What to do: Note each line that includes the word "周围的一切". Copy those lines.

[Data records]
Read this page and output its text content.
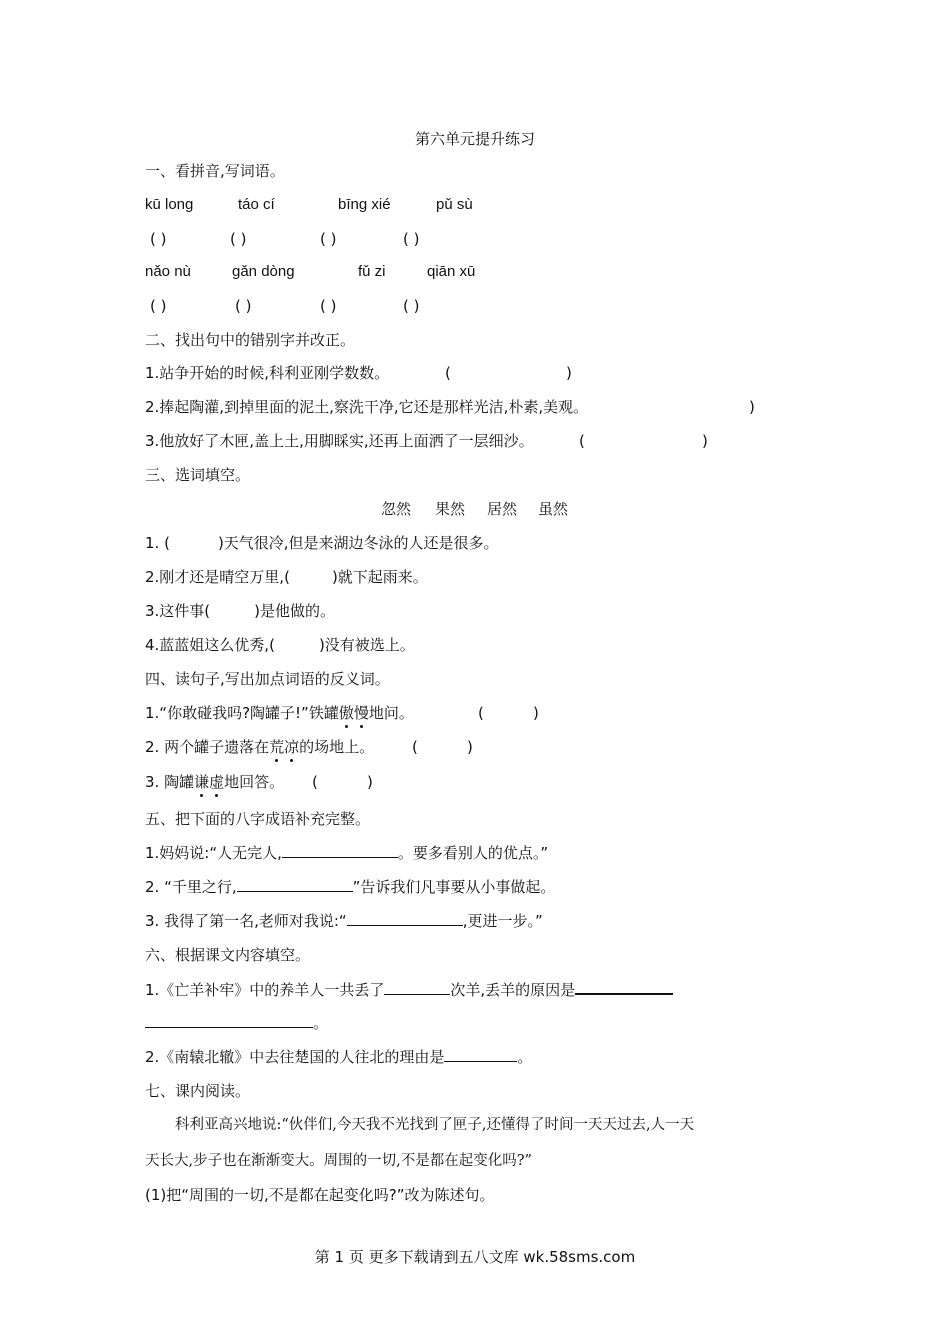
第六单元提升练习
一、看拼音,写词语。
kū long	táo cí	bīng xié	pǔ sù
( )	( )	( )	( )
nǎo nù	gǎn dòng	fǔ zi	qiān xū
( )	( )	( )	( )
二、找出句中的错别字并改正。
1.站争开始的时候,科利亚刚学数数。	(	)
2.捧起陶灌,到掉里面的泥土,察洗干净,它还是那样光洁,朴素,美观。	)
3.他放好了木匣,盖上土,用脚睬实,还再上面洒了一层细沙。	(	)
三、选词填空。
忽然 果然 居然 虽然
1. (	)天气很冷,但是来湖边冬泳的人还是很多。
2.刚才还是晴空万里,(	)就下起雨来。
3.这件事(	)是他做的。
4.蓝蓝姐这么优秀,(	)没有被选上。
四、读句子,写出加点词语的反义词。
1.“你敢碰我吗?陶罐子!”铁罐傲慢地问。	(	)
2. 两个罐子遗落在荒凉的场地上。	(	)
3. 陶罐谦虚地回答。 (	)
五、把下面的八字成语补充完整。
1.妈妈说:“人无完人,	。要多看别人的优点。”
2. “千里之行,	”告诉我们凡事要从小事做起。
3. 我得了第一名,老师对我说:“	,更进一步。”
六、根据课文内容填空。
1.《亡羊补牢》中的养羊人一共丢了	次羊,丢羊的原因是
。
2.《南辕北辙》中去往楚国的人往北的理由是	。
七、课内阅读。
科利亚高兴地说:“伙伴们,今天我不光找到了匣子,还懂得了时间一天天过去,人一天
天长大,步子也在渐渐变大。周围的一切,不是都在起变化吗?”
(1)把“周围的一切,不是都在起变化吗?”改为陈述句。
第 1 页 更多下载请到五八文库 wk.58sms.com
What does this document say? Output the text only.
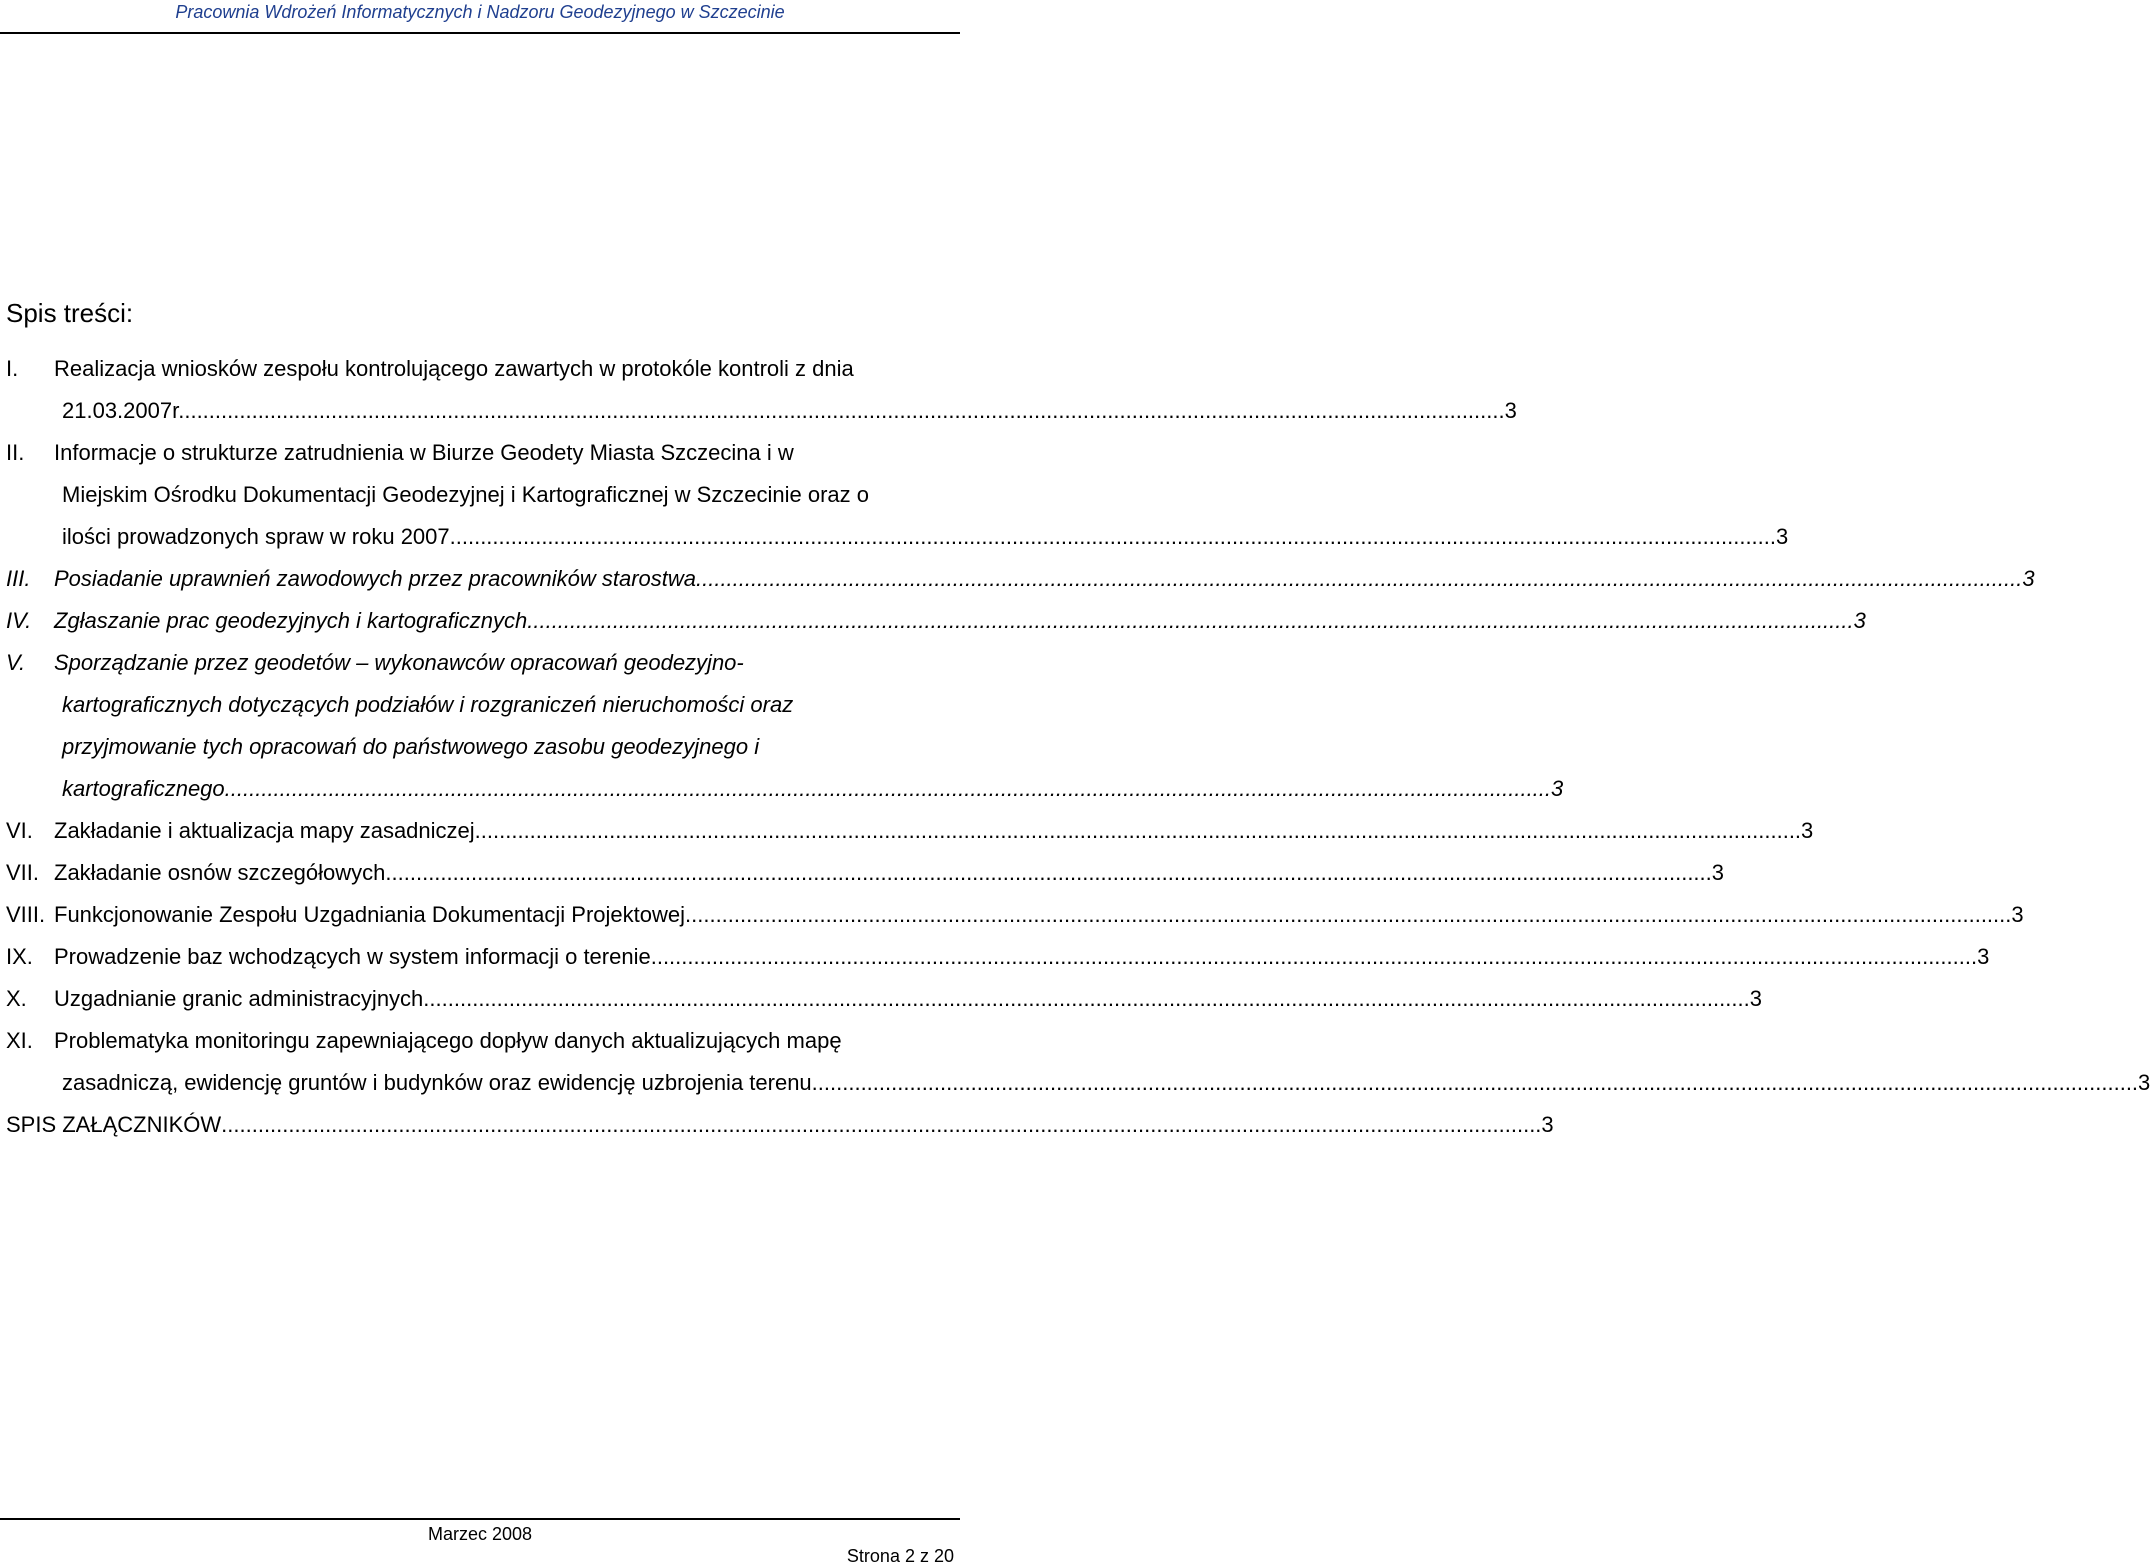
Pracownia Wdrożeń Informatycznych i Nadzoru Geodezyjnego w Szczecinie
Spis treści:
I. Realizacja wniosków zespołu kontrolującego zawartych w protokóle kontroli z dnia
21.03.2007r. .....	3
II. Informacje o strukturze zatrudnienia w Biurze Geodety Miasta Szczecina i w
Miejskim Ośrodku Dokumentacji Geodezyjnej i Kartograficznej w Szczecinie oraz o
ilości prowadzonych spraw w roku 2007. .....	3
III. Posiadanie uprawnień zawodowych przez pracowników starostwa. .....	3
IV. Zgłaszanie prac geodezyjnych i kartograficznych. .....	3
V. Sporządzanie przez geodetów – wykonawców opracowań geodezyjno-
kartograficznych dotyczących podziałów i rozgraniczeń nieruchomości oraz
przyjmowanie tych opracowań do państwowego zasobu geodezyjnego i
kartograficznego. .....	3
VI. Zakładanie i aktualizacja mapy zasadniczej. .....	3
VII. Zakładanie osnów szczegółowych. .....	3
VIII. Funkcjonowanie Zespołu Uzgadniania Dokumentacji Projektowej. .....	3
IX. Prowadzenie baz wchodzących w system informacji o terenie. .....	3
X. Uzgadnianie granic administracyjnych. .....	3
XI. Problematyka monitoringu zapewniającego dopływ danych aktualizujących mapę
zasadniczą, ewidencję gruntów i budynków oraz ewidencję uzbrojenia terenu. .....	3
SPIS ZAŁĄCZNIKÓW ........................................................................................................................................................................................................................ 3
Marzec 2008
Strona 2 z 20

Complete output:
天长大,步子也在渐渐变大。周围的一切,不是都在起变化吗?”
(1)把“周围的一切,不是都在起变化吗?”改为陈述句。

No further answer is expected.